Goal:
From the listing below, tally the lines that include "most". Return only the total.

>> Start Stored data

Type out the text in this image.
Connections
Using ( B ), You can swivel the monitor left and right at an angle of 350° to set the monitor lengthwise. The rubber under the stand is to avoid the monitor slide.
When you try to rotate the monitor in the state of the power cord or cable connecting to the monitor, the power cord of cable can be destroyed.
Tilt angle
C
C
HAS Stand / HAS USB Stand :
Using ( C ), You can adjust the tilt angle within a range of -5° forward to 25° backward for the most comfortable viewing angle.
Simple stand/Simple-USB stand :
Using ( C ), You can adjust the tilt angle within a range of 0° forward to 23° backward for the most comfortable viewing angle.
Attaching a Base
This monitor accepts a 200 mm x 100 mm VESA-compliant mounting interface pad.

>> End Stored data

Exercise output:
2